▶ **DIRECTIONS**:
Copy out all the lines in the records that include the word "biswasğour".

▶ **PROVIDED ENTRIES**:
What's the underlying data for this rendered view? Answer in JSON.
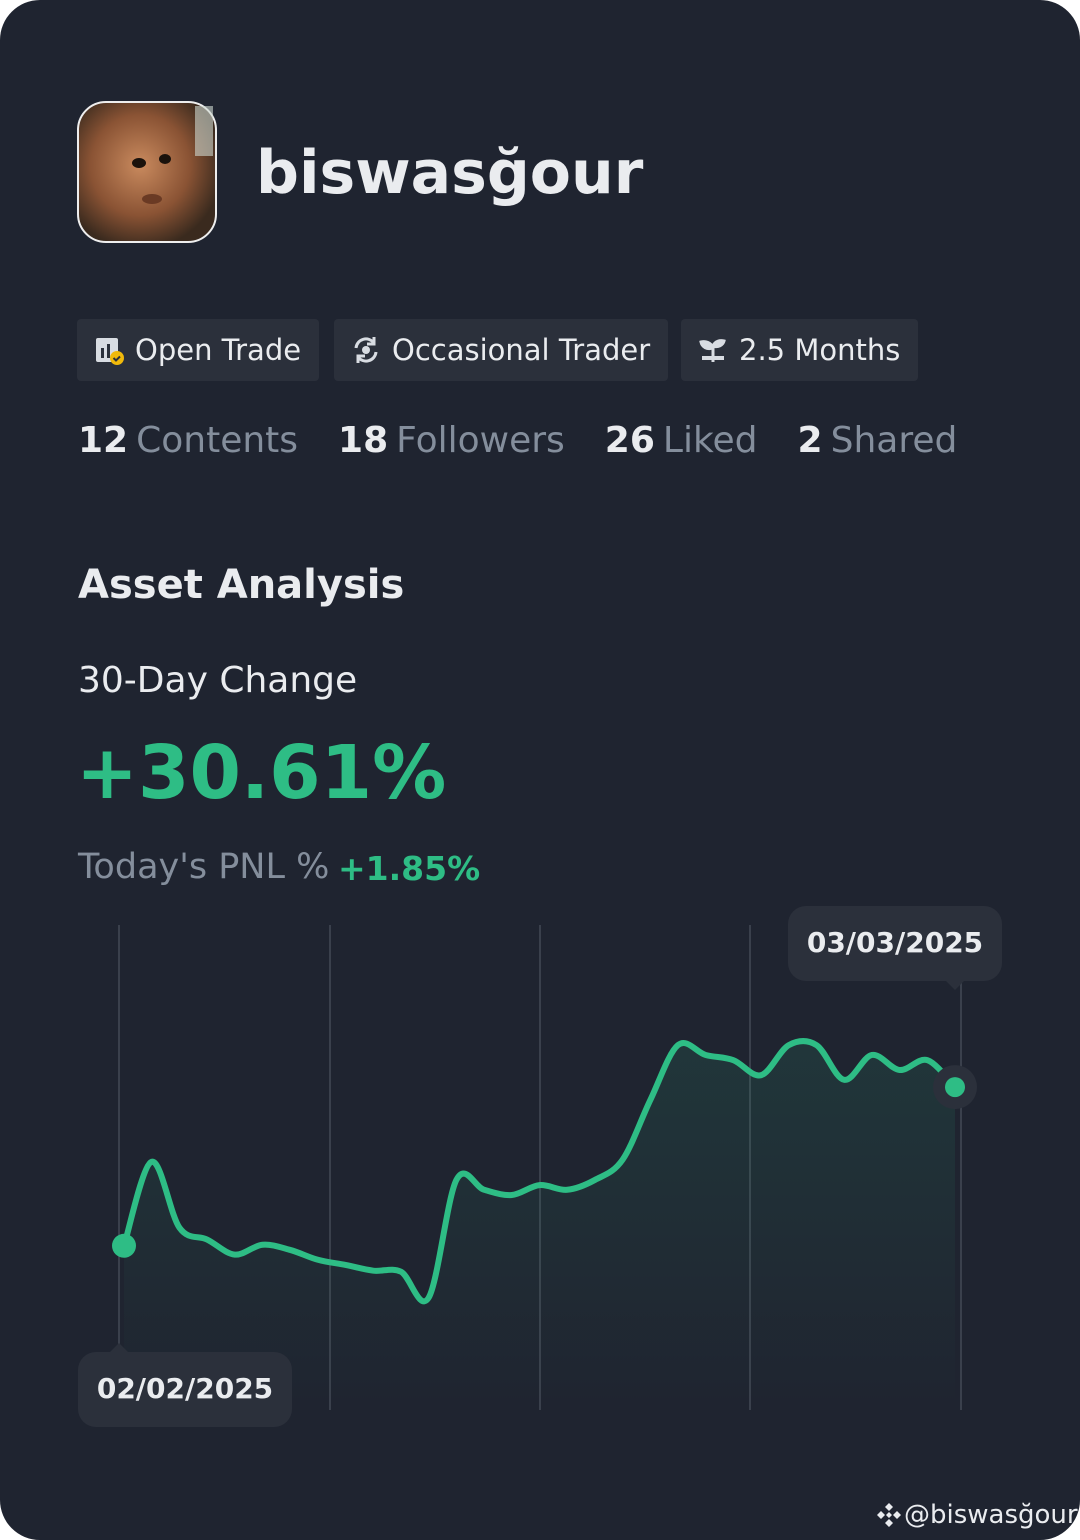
{
  "profile": {
    "name": "biswasğour"
  },
  "tags": [
    "Open Trade",
    "Occasional Trader",
    "2.5 Months"
  ],
  "stats": [
    {
      "value": 12,
      "label": "Contents"
    },
    {
      "value": 18,
      "label": "Followers"
    },
    {
      "value": 26,
      "label": "Liked"
    },
    {
      "value": 2,
      "label": "Shared"
    }
  ],
  "chart_data": {
    "type": "line",
    "title": "Asset Analysis",
    "subtitle": "30-Day Change",
    "change": "+30.61%",
    "pnl_label": "Today's PNL %",
    "pnl_value": "+1.85%",
    "color": "#2ebd85",
    "categories": [
      "02/02/2025",
      null,
      null,
      null,
      null,
      null,
      null,
      null,
      null,
      null,
      null,
      null,
      null,
      null,
      null,
      null,
      null,
      null,
      null,
      null,
      null,
      null,
      null,
      null,
      null,
      null,
      null,
      null,
      null,
      null,
      "03/03/2025"
    ],
    "values": [
      0,
      16.2,
      3.5,
      1.2,
      -1.7,
      0.2,
      -0.8,
      -2.7,
      -3.7,
      -4.8,
      -5.0,
      -10.0,
      12.7,
      10.8,
      9.8,
      11.7,
      10.8,
      12.7,
      16.6,
      28.1,
      38.7,
      36.8,
      35.8,
      32.9,
      38.7,
      38.7,
      32.0,
      36.8,
      33.9,
      35.8,
      30.6
    ],
    "ylim": [
      -12,
      42
    ]
  },
  "watermark": "@biswasğour"
}
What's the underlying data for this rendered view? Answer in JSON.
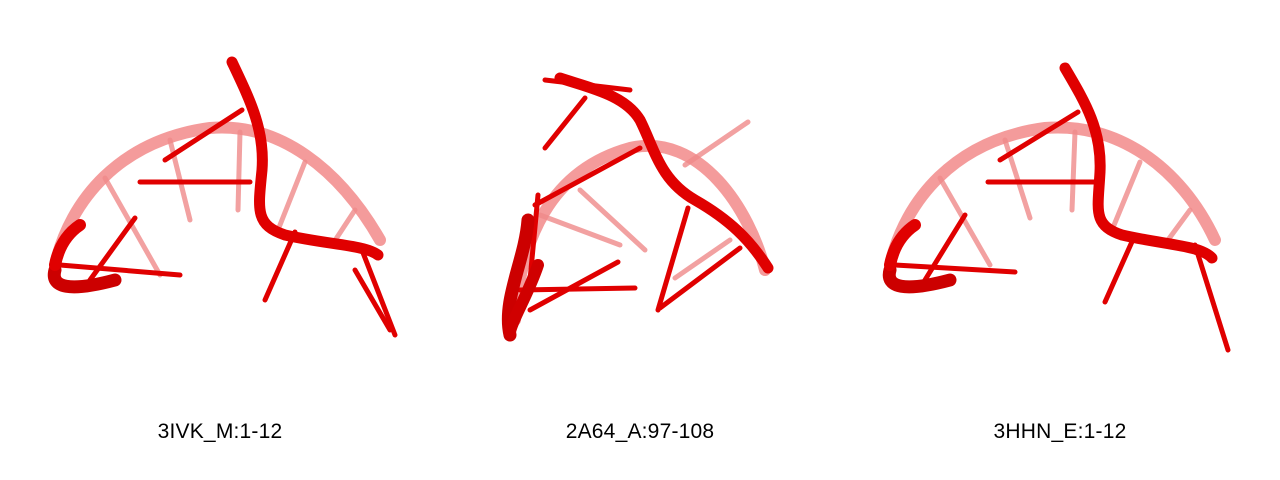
{
  "colors": {
    "backbone_front": "#e00000",
    "backbone_back": "#f07070",
    "rung_front": "#e00000",
    "rung_back": "#f08080"
  },
  "panels": [
    {
      "caption": "3IVK_M:1-12",
      "icon": "rna-ribbon-structure"
    },
    {
      "caption": "2A64_A:97-108",
      "icon": "rna-ribbon-structure"
    },
    {
      "caption": "3HHN_E:1-12",
      "icon": "rna-ribbon-structure"
    }
  ]
}
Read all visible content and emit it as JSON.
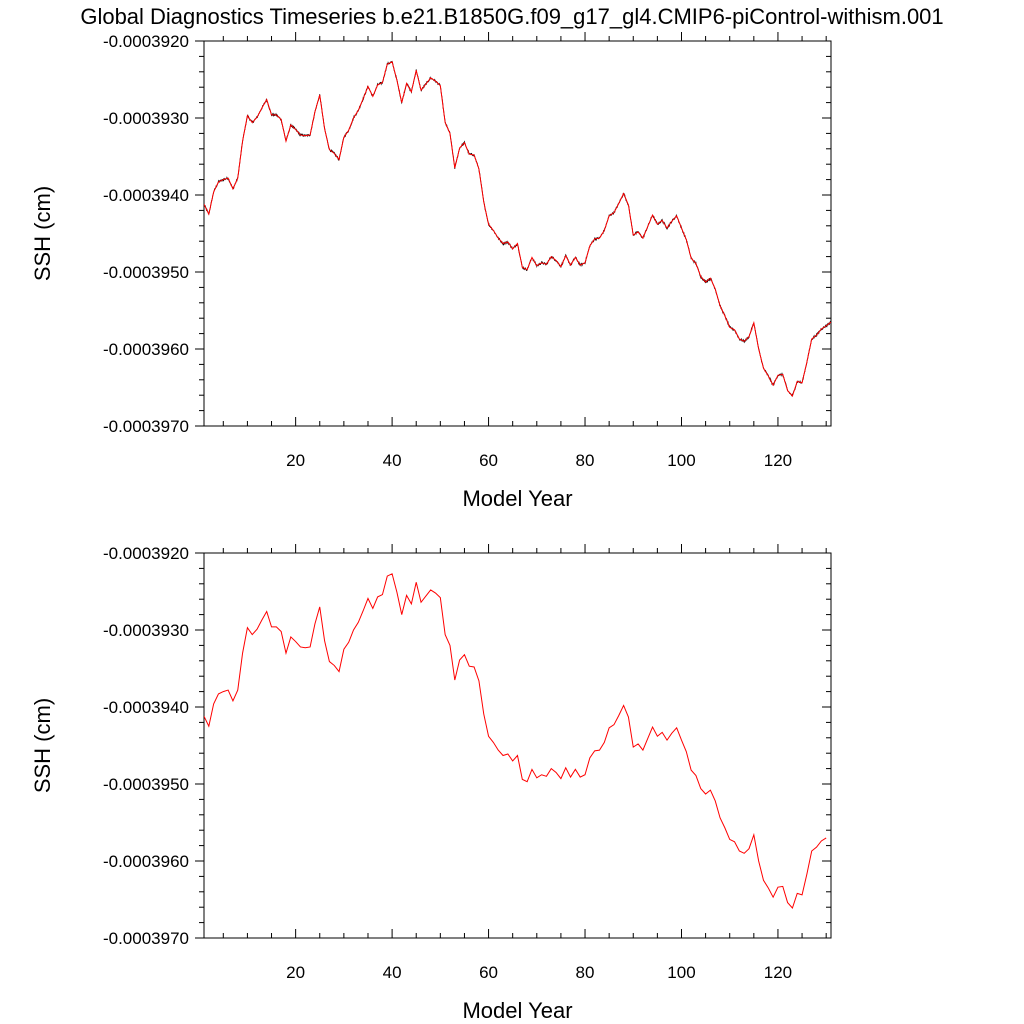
{
  "title": "Global Diagnostics Timeseries b.e21.B1850G.f09_g17_gl4.CMIP6-piControl-withism.001",
  "colors": {
    "monthly": "#000000",
    "annual": "#ff0000",
    "axes": "#000000"
  },
  "chart_data": [
    {
      "type": "line",
      "xlabel": "Model Year",
      "ylabel": "SSH (cm)",
      "xlim": [
        1,
        131
      ],
      "ylim": [
        -0.000397,
        -0.000392
      ],
      "xticks": [
        20,
        40,
        60,
        80,
        100,
        120
      ],
      "yticks": [
        -0.000397,
        -0.000396,
        -0.000395,
        -0.000394,
        -0.000393,
        -0.000392
      ],
      "ytick_labels": [
        "-0.0003970",
        "-0.0003960",
        "-0.0003950",
        "-0.0003940",
        "-0.0003930",
        "-0.0003920"
      ],
      "series": [
        {
          "kind": "monthly",
          "color": "#000000",
          "note_on_resolution": "monthly values with ~±0.15e-7 scatter about the annual means",
          "x": [
            1,
            2,
            3,
            4,
            5,
            6,
            7,
            8,
            9,
            10,
            11,
            12,
            13,
            14,
            15,
            16,
            17,
            18,
            19,
            20,
            21,
            22,
            23,
            24,
            25,
            26,
            27,
            28,
            29,
            30,
            31,
            32,
            33,
            34,
            35,
            36,
            37,
            38,
            39,
            40,
            41,
            42,
            43,
            44,
            45,
            46,
            47,
            48,
            49,
            50,
            51,
            52,
            53,
            54,
            55,
            56,
            57,
            58,
            59,
            60,
            61,
            62,
            63,
            64,
            65,
            66,
            67,
            68,
            69,
            70,
            71,
            72,
            73,
            74,
            75,
            76,
            77,
            78,
            79,
            80,
            81,
            82,
            83,
            84,
            85,
            86,
            87,
            88,
            89,
            90,
            91,
            92,
            93,
            94,
            95,
            96,
            97,
            98,
            99,
            100,
            101,
            102,
            103,
            104,
            105,
            106,
            107,
            108,
            109,
            110,
            111,
            112,
            113,
            114,
            115,
            116,
            117,
            118,
            119,
            120,
            121,
            122,
            123,
            124,
            125,
            126,
            127,
            128,
            129,
            130,
            131
          ],
          "y": [
            -0.00039412,
            -0.00039425,
            -0.00039396,
            -0.00039383,
            -0.0003938,
            -0.00039378,
            -0.00039392,
            -0.00039378,
            -0.0003933,
            -0.00039297,
            -0.00039306,
            -0.00039299,
            -0.00039287,
            -0.00039276,
            -0.00039296,
            -0.00039296,
            -0.00039302,
            -0.0003933,
            -0.00039309,
            -0.00039315,
            -0.00039322,
            -0.00039323,
            -0.00039322,
            -0.00039292,
            -0.0003927,
            -0.00039314,
            -0.00039341,
            -0.00039346,
            -0.00039354,
            -0.00039325,
            -0.00039316,
            -0.000393,
            -0.0003929,
            -0.00039275,
            -0.00039259,
            -0.00039272,
            -0.00039257,
            -0.00039254,
            -0.0003923,
            -0.00039227,
            -0.00039251,
            -0.0003928,
            -0.00039255,
            -0.00039266,
            -0.00039238,
            -0.00039264,
            -0.00039256,
            -0.00039248,
            -0.00039252,
            -0.00039258,
            -0.00039306,
            -0.0003932,
            -0.00039365,
            -0.00039339,
            -0.00039332,
            -0.00039347,
            -0.00039348,
            -0.00039366,
            -0.00039409,
            -0.00039438,
            -0.00039446,
            -0.00039456,
            -0.00039463,
            -0.00039461,
            -0.0003947,
            -0.00039463,
            -0.00039494,
            -0.00039497,
            -0.00039481,
            -0.00039492,
            -0.00039488,
            -0.0003949,
            -0.0003948,
            -0.00039485,
            -0.00039493,
            -0.00039479,
            -0.00039491,
            -0.00039481,
            -0.00039491,
            -0.00039488,
            -0.00039466,
            -0.00039457,
            -0.00039456,
            -0.00039446,
            -0.00039427,
            -0.00039423,
            -0.00039411,
            -0.00039398,
            -0.00039413,
            -0.00039452,
            -0.00039448,
            -0.00039456,
            -0.00039441,
            -0.00039426,
            -0.00039438,
            -0.00039433,
            -0.00039443,
            -0.00039434,
            -0.00039427,
            -0.00039443,
            -0.00039458,
            -0.00039482,
            -0.00039489,
            -0.00039506,
            -0.00039513,
            -0.00039508,
            -0.00039522,
            -0.00039544,
            -0.00039557,
            -0.00039572,
            -0.00039575,
            -0.00039587,
            -0.0003959,
            -0.00039584,
            -0.00039566,
            -0.000396,
            -0.00039625,
            -0.00039635,
            -0.00039647,
            -0.00039634,
            -0.00039633,
            -0.00039654,
            -0.00039661,
            -0.00039642,
            -0.00039644,
            -0.00039617,
            -0.00039587,
            -0.00039582,
            -0.00039574,
            -0.0003957,
            -0.00039565
          ]
        },
        {
          "kind": "annual",
          "color": "#ff0000",
          "x": [
            1,
            2,
            3,
            4,
            5,
            6,
            7,
            8,
            9,
            10,
            11,
            12,
            13,
            14,
            15,
            16,
            17,
            18,
            19,
            20,
            21,
            22,
            23,
            24,
            25,
            26,
            27,
            28,
            29,
            30,
            31,
            32,
            33,
            34,
            35,
            36,
            37,
            38,
            39,
            40,
            41,
            42,
            43,
            44,
            45,
            46,
            47,
            48,
            49,
            50,
            51,
            52,
            53,
            54,
            55,
            56,
            57,
            58,
            59,
            60,
            61,
            62,
            63,
            64,
            65,
            66,
            67,
            68,
            69,
            70,
            71,
            72,
            73,
            74,
            75,
            76,
            77,
            78,
            79,
            80,
            81,
            82,
            83,
            84,
            85,
            86,
            87,
            88,
            89,
            90,
            91,
            92,
            93,
            94,
            95,
            96,
            97,
            98,
            99,
            100,
            101,
            102,
            103,
            104,
            105,
            106,
            107,
            108,
            109,
            110,
            111,
            112,
            113,
            114,
            115,
            116,
            117,
            118,
            119,
            120,
            121,
            122,
            123,
            124,
            125,
            126,
            127,
            128,
            129,
            130,
            131
          ],
          "y": [
            -0.00039412,
            -0.00039425,
            -0.00039396,
            -0.00039383,
            -0.0003938,
            -0.00039378,
            -0.00039392,
            -0.00039378,
            -0.0003933,
            -0.00039297,
            -0.00039306,
            -0.00039299,
            -0.00039287,
            -0.00039276,
            -0.00039296,
            -0.00039296,
            -0.00039302,
            -0.0003933,
            -0.00039309,
            -0.00039315,
            -0.00039322,
            -0.00039323,
            -0.00039322,
            -0.00039292,
            -0.0003927,
            -0.00039314,
            -0.00039341,
            -0.00039346,
            -0.00039354,
            -0.00039325,
            -0.00039316,
            -0.000393,
            -0.0003929,
            -0.00039275,
            -0.00039259,
            -0.00039272,
            -0.00039257,
            -0.00039254,
            -0.0003923,
            -0.00039227,
            -0.00039251,
            -0.0003928,
            -0.00039255,
            -0.00039266,
            -0.00039238,
            -0.00039264,
            -0.00039256,
            -0.00039248,
            -0.00039252,
            -0.00039258,
            -0.00039306,
            -0.0003932,
            -0.00039365,
            -0.00039339,
            -0.00039332,
            -0.00039347,
            -0.00039348,
            -0.00039366,
            -0.00039409,
            -0.00039438,
            -0.00039446,
            -0.00039456,
            -0.00039463,
            -0.00039461,
            -0.0003947,
            -0.00039463,
            -0.00039494,
            -0.00039497,
            -0.00039481,
            -0.00039492,
            -0.00039488,
            -0.0003949,
            -0.0003948,
            -0.00039485,
            -0.00039493,
            -0.00039479,
            -0.00039491,
            -0.00039481,
            -0.00039491,
            -0.00039488,
            -0.00039466,
            -0.00039457,
            -0.00039456,
            -0.00039446,
            -0.00039427,
            -0.00039423,
            -0.00039411,
            -0.00039398,
            -0.00039413,
            -0.00039452,
            -0.00039448,
            -0.00039456,
            -0.00039441,
            -0.00039426,
            -0.00039438,
            -0.00039433,
            -0.00039443,
            -0.00039434,
            -0.00039427,
            -0.00039443,
            -0.00039458,
            -0.00039482,
            -0.00039489,
            -0.00039506,
            -0.00039513,
            -0.00039508,
            -0.00039522,
            -0.00039544,
            -0.00039557,
            -0.00039572,
            -0.00039575,
            -0.00039587,
            -0.0003959,
            -0.00039584,
            -0.00039566,
            -0.000396,
            -0.00039625,
            -0.00039635,
            -0.00039647,
            -0.00039634,
            -0.00039633,
            -0.00039654,
            -0.00039661,
            -0.00039642,
            -0.00039644,
            -0.00039617,
            -0.00039587,
            -0.00039582,
            -0.00039574,
            -0.0003957,
            -0.00039565
          ]
        }
      ]
    },
    {
      "type": "line",
      "xlabel": "Model Year",
      "ylabel": "SSH (cm)",
      "xlim": [
        1,
        130
      ],
      "ylim": [
        -0.000397,
        -0.000392
      ],
      "xticks": [
        20,
        40,
        60,
        80,
        100,
        120
      ],
      "yticks": [
        -0.000397,
        -0.000396,
        -0.000395,
        -0.000394,
        -0.000393,
        -0.000392
      ],
      "ytick_labels": [
        "-0.0003970",
        "-0.0003960",
        "-0.0003950",
        "-0.0003940",
        "-0.0003930",
        "-0.0003920"
      ],
      "series": [
        {
          "kind": "annual",
          "color": "#ff0000",
          "x": [
            1,
            2,
            3,
            4,
            5,
            6,
            7,
            8,
            9,
            10,
            11,
            12,
            13,
            14,
            15,
            16,
            17,
            18,
            19,
            20,
            21,
            22,
            23,
            24,
            25,
            26,
            27,
            28,
            29,
            30,
            31,
            32,
            33,
            34,
            35,
            36,
            37,
            38,
            39,
            40,
            41,
            42,
            43,
            44,
            45,
            46,
            47,
            48,
            49,
            50,
            51,
            52,
            53,
            54,
            55,
            56,
            57,
            58,
            59,
            60,
            61,
            62,
            63,
            64,
            65,
            66,
            67,
            68,
            69,
            70,
            71,
            72,
            73,
            74,
            75,
            76,
            77,
            78,
            79,
            80,
            81,
            82,
            83,
            84,
            85,
            86,
            87,
            88,
            89,
            90,
            91,
            92,
            93,
            94,
            95,
            96,
            97,
            98,
            99,
            100,
            101,
            102,
            103,
            104,
            105,
            106,
            107,
            108,
            109,
            110,
            111,
            112,
            113,
            114,
            115,
            116,
            117,
            118,
            119,
            120,
            121,
            122,
            123,
            124,
            125,
            126,
            127,
            128,
            129,
            130
          ],
          "y": [
            -0.00039412,
            -0.00039425,
            -0.00039396,
            -0.00039383,
            -0.0003938,
            -0.00039378,
            -0.00039392,
            -0.00039378,
            -0.0003933,
            -0.00039297,
            -0.00039306,
            -0.00039299,
            -0.00039287,
            -0.00039276,
            -0.00039296,
            -0.00039296,
            -0.00039302,
            -0.0003933,
            -0.00039309,
            -0.00039315,
            -0.00039322,
            -0.00039323,
            -0.00039322,
            -0.00039292,
            -0.0003927,
            -0.00039314,
            -0.00039341,
            -0.00039346,
            -0.00039354,
            -0.00039325,
            -0.00039316,
            -0.000393,
            -0.0003929,
            -0.00039275,
            -0.00039259,
            -0.00039272,
            -0.00039257,
            -0.00039254,
            -0.0003923,
            -0.00039227,
            -0.00039251,
            -0.0003928,
            -0.00039255,
            -0.00039266,
            -0.00039238,
            -0.00039264,
            -0.00039256,
            -0.00039248,
            -0.00039252,
            -0.00039258,
            -0.00039306,
            -0.0003932,
            -0.00039365,
            -0.00039339,
            -0.00039332,
            -0.00039347,
            -0.00039348,
            -0.00039366,
            -0.00039409,
            -0.00039438,
            -0.00039446,
            -0.00039456,
            -0.00039463,
            -0.00039461,
            -0.0003947,
            -0.00039463,
            -0.00039494,
            -0.00039497,
            -0.00039481,
            -0.00039492,
            -0.00039488,
            -0.0003949,
            -0.0003948,
            -0.00039485,
            -0.00039493,
            -0.00039479,
            -0.00039491,
            -0.00039481,
            -0.00039491,
            -0.00039488,
            -0.00039466,
            -0.00039457,
            -0.00039456,
            -0.00039446,
            -0.00039427,
            -0.00039423,
            -0.00039411,
            -0.00039398,
            -0.00039413,
            -0.00039452,
            -0.00039448,
            -0.00039456,
            -0.00039441,
            -0.00039426,
            -0.00039438,
            -0.00039433,
            -0.00039443,
            -0.00039434,
            -0.00039427,
            -0.00039443,
            -0.00039458,
            -0.00039482,
            -0.00039489,
            -0.00039506,
            -0.00039513,
            -0.00039508,
            -0.00039522,
            -0.00039544,
            -0.00039557,
            -0.00039572,
            -0.00039575,
            -0.00039587,
            -0.0003959,
            -0.00039584,
            -0.00039566,
            -0.000396,
            -0.00039625,
            -0.00039635,
            -0.00039647,
            -0.00039634,
            -0.00039633,
            -0.00039654,
            -0.00039661,
            -0.00039642,
            -0.00039644,
            -0.00039617,
            -0.00039587,
            -0.00039582,
            -0.00039574,
            -0.0003957
          ]
        }
      ]
    }
  ]
}
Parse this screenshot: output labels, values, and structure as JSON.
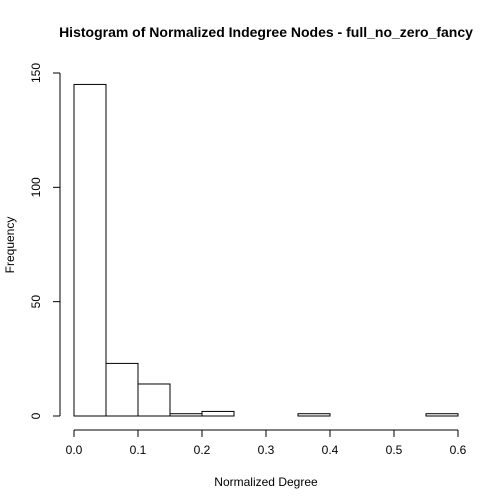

▶ **EXERCISE ANSWER**:
    "name": "biswasğour"
  "watermark": "@biswasğour"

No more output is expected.